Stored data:
+--

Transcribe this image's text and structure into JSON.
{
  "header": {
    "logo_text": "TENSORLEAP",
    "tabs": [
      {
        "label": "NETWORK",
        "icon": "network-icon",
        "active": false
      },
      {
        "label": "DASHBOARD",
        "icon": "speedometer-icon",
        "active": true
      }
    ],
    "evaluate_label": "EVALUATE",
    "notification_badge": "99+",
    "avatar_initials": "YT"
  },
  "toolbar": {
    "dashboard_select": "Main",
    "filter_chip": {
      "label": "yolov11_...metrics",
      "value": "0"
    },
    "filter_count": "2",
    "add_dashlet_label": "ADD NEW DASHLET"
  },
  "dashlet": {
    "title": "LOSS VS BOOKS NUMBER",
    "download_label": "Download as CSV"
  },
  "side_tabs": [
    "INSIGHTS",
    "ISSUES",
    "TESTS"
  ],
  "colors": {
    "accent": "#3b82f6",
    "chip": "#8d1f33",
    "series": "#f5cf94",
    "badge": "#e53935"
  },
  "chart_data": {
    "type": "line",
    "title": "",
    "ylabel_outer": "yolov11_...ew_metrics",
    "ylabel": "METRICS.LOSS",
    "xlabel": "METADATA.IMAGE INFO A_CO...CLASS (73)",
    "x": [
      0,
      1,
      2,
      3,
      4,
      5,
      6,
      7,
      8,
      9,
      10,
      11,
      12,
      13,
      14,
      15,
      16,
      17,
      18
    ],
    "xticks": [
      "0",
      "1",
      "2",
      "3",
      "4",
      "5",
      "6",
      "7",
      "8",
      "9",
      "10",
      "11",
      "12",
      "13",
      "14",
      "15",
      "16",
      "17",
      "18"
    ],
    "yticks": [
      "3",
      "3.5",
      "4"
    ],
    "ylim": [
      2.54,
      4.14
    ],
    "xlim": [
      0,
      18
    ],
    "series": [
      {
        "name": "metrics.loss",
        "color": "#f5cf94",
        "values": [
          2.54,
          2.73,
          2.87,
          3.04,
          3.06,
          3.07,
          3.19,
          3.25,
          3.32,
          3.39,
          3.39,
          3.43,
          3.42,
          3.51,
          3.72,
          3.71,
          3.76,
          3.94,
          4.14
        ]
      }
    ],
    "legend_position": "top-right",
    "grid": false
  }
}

+--

REQUIRED TASK:
Copy out the full listing exactly.

WRITTEN ANSWER:
Transcribe this image's text and structure into JSON.
{
  "header": {
    "logo_text": "TENSORLEAP",
    "tabs": [
      {
        "label": "NETWORK",
        "icon": "network-icon",
        "active": false
      },
      {
        "label": "DASHBOARD",
        "icon": "speedometer-icon",
        "active": true
      }
    ],
    "evaluate_label": "EVALUATE",
    "notification_badge": "99+",
    "avatar_initials": "YT"
  },
  "toolbar": {
    "dashboard_select": "Main",
    "filter_chip": {
      "label": "yolov11_...metrics",
      "value": "0"
    },
    "filter_count": "2",
    "add_dashlet_label": "ADD NEW DASHLET"
  },
  "dashlet": {
    "title": "LOSS VS BOOKS NUMBER",
    "download_label": "Download as CSV"
  },
  "side_tabs": [
    "INSIGHTS",
    "ISSUES",
    "TESTS"
  ],
  "colors": {
    "accent": "#3b82f6",
    "chip": "#8d1f33",
    "series": "#f5cf94",
    "badge": "#e53935"
  },
  "chart_data": {
    "type": "line",
    "title": "",
    "ylabel_outer": "yolov11_...ew_metrics",
    "ylabel": "METRICS.LOSS",
    "xlabel": "METADATA.IMAGE INFO A_CO...CLASS (73)",
    "x": [
      0,
      1,
      2,
      3,
      4,
      5,
      6,
      7,
      8,
      9,
      10,
      11,
      12,
      13,
      14,
      15,
      16,
      17,
      18
    ],
    "xticks": [
      "0",
      "1",
      "2",
      "3",
      "4",
      "5",
      "6",
      "7",
      "8",
      "9",
      "10",
      "11",
      "12",
      "13",
      "14",
      "15",
      "16",
      "17",
      "18"
    ],
    "yticks": [
      "3",
      "3.5",
      "4"
    ],
    "ylim": [
      2.54,
      4.14
    ],
    "xlim": [
      0,
      18
    ],
    "series": [
      {
        "name": "metrics.loss",
        "color": "#f5cf94",
        "values": [
          2.54,
          2.73,
          2.87,
          3.04,
          3.06,
          3.07,
          3.19,
          3.25,
          3.32,
          3.39,
          3.39,
          3.43,
          3.42,
          3.51,
          3.72,
          3.71,
          3.76,
          3.94,
          4.14
        ]
      }
    ],
    "legend_position": "top-right",
    "grid": false
  }
}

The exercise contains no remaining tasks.